* _YOUR GOAL_: Starting at the line that contains "Output the text content of this document.", retype each line to the end of the listing below. Include both ends, but not the pictures.

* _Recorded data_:
..........

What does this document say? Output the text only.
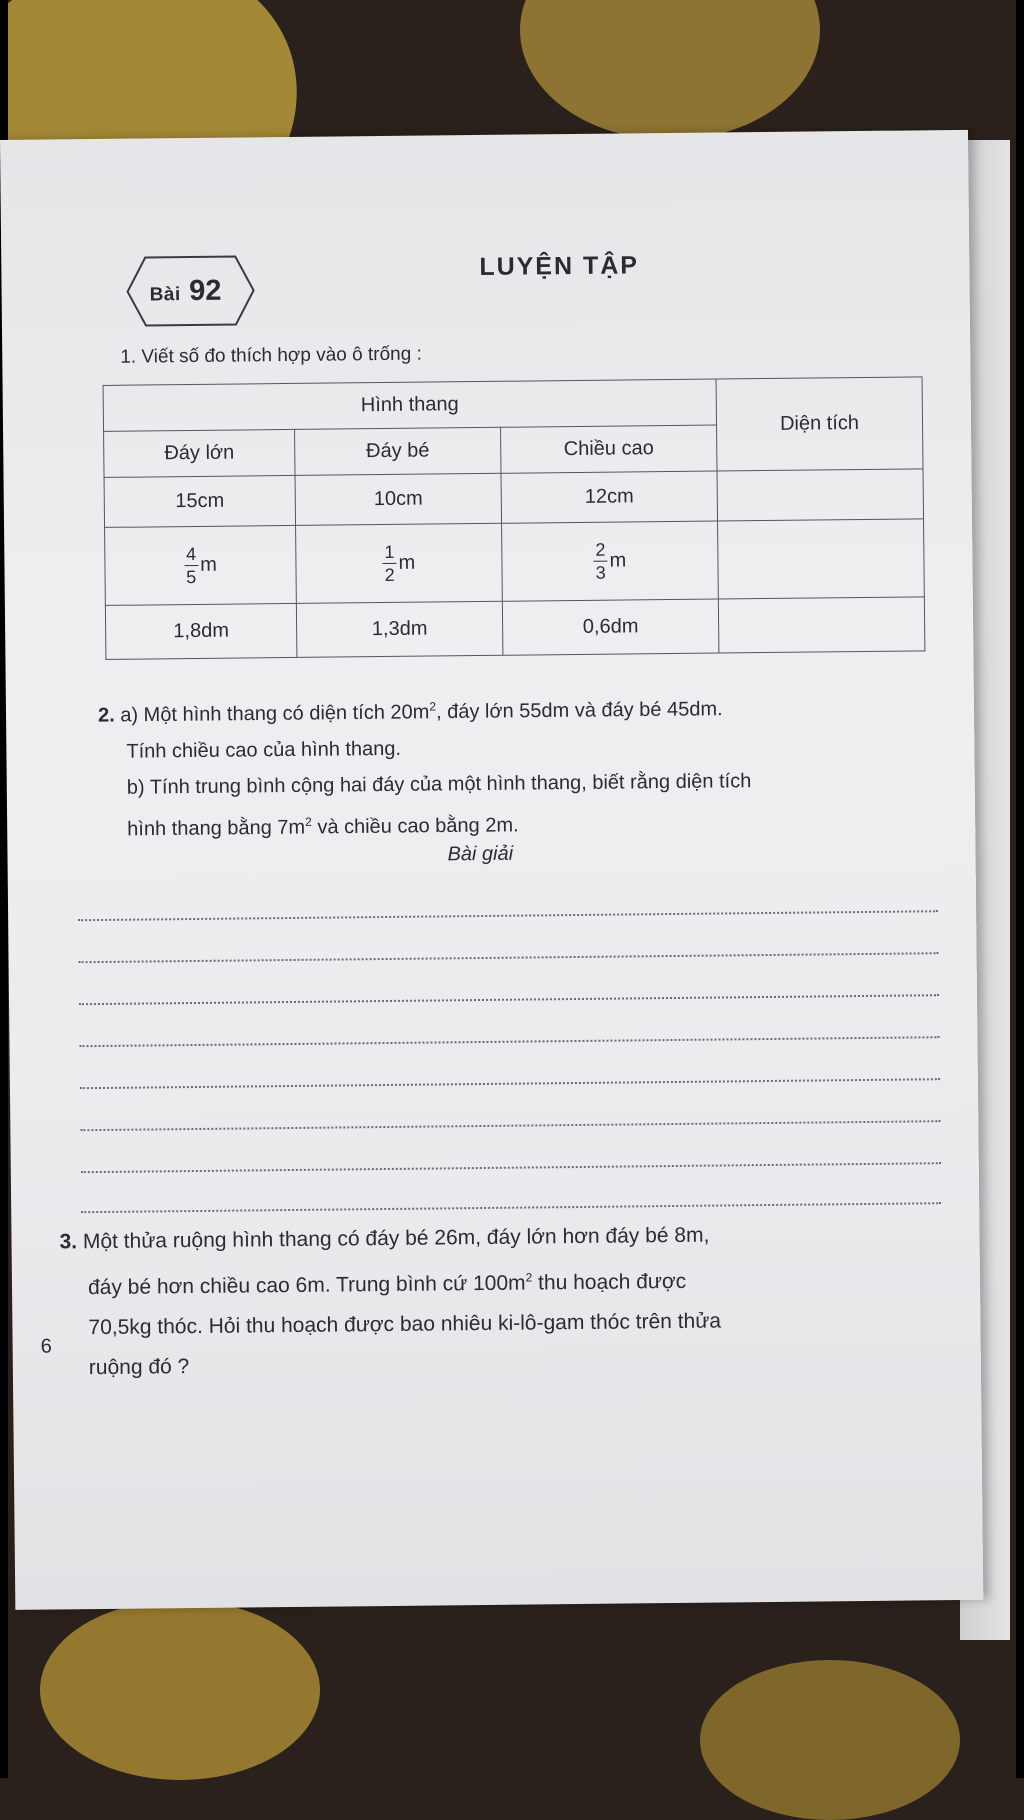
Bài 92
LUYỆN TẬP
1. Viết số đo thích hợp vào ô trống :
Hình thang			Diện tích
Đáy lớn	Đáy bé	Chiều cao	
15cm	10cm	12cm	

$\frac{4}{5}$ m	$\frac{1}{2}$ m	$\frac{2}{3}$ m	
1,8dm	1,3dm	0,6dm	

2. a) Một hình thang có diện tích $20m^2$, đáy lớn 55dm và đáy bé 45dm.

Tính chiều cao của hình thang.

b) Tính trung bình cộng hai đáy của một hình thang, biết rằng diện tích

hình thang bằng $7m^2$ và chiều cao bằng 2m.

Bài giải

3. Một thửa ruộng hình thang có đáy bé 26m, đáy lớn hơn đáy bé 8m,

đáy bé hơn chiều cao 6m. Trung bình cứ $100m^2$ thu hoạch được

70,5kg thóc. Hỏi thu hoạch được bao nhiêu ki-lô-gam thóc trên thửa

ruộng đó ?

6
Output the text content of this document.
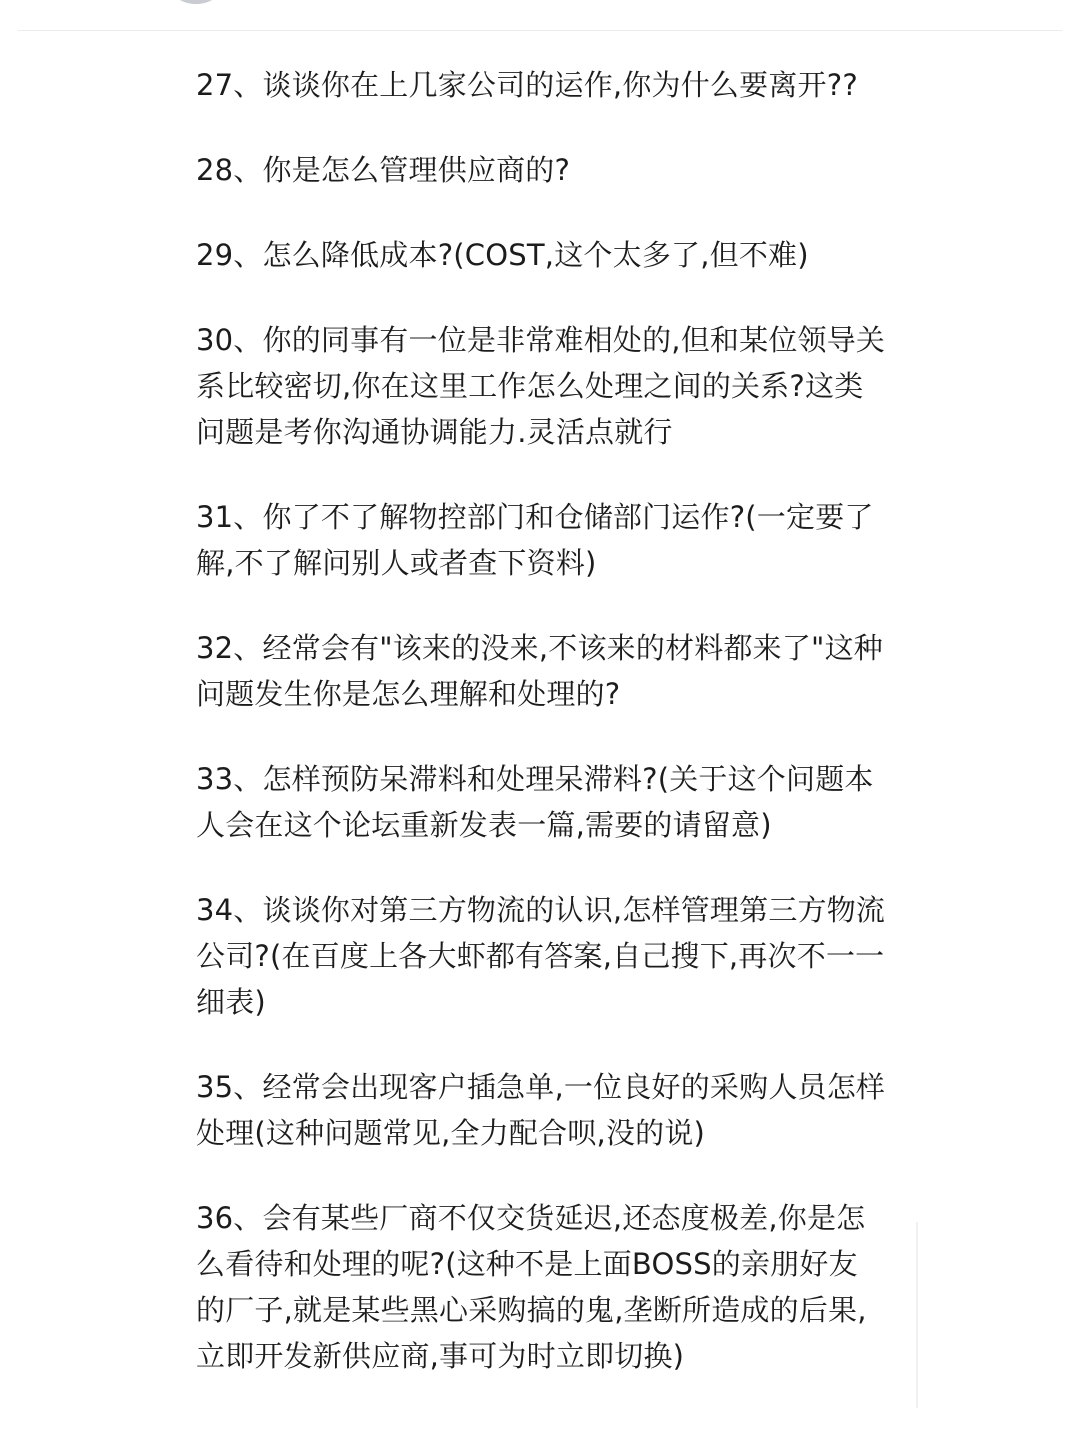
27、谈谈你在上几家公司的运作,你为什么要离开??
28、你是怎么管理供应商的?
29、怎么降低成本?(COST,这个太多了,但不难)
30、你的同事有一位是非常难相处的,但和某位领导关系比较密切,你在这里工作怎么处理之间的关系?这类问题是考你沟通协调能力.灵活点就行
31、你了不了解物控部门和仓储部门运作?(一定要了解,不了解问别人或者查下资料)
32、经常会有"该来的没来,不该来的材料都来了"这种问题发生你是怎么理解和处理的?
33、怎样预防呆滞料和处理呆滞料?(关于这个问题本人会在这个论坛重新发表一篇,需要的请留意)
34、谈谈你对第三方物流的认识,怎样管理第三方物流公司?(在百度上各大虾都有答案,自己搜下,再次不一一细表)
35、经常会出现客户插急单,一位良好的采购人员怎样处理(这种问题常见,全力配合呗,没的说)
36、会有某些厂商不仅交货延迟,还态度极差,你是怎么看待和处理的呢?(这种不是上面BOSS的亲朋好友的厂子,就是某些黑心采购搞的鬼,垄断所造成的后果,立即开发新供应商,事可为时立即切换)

..........

* _WRITTEN RESPONSE_:
Output the text content of this document.
27、谈谈你在上几家公司的运作,你为什么要离开??
28、你是怎么管理供应商的?
29、怎么降低成本?(COST,这个太多了,但不难)
30、你的同事有一位是非常难相处的,但和某位领导关系比较密切,你在这里工作怎么处理之间的关系?这类问题是考你沟通协调能力.灵活点就行
31、你了不了解物控部门和仓储部门运作?(一定要了解,不了解问别人或者查下资料)
32、经常会有"该来的没来,不该来的材料都来了"这种问题发生你是怎么理解和处理的?
33、怎样预防呆滞料和处理呆滞料?(关于这个问题本人会在这个论坛重新发表一篇,需要的请留意)
34、谈谈你对第三方物流的认识,怎样管理第三方物流公司?(在百度上各大虾都有答案,自己搜下,再次不一一细表)
35、经常会出现客户插急单,一位良好的采购人员怎样处理(这种问题常见,全力配合呗,没的说)
36、会有某些厂商不仅交货延迟,还态度极差,你是怎么看待和处理的呢?(这种不是上面BOSS的亲朋好友的厂子,就是某些黑心采购搞的鬼,垄断所造成的后果,立即开发新供应商,事可为时立即切换)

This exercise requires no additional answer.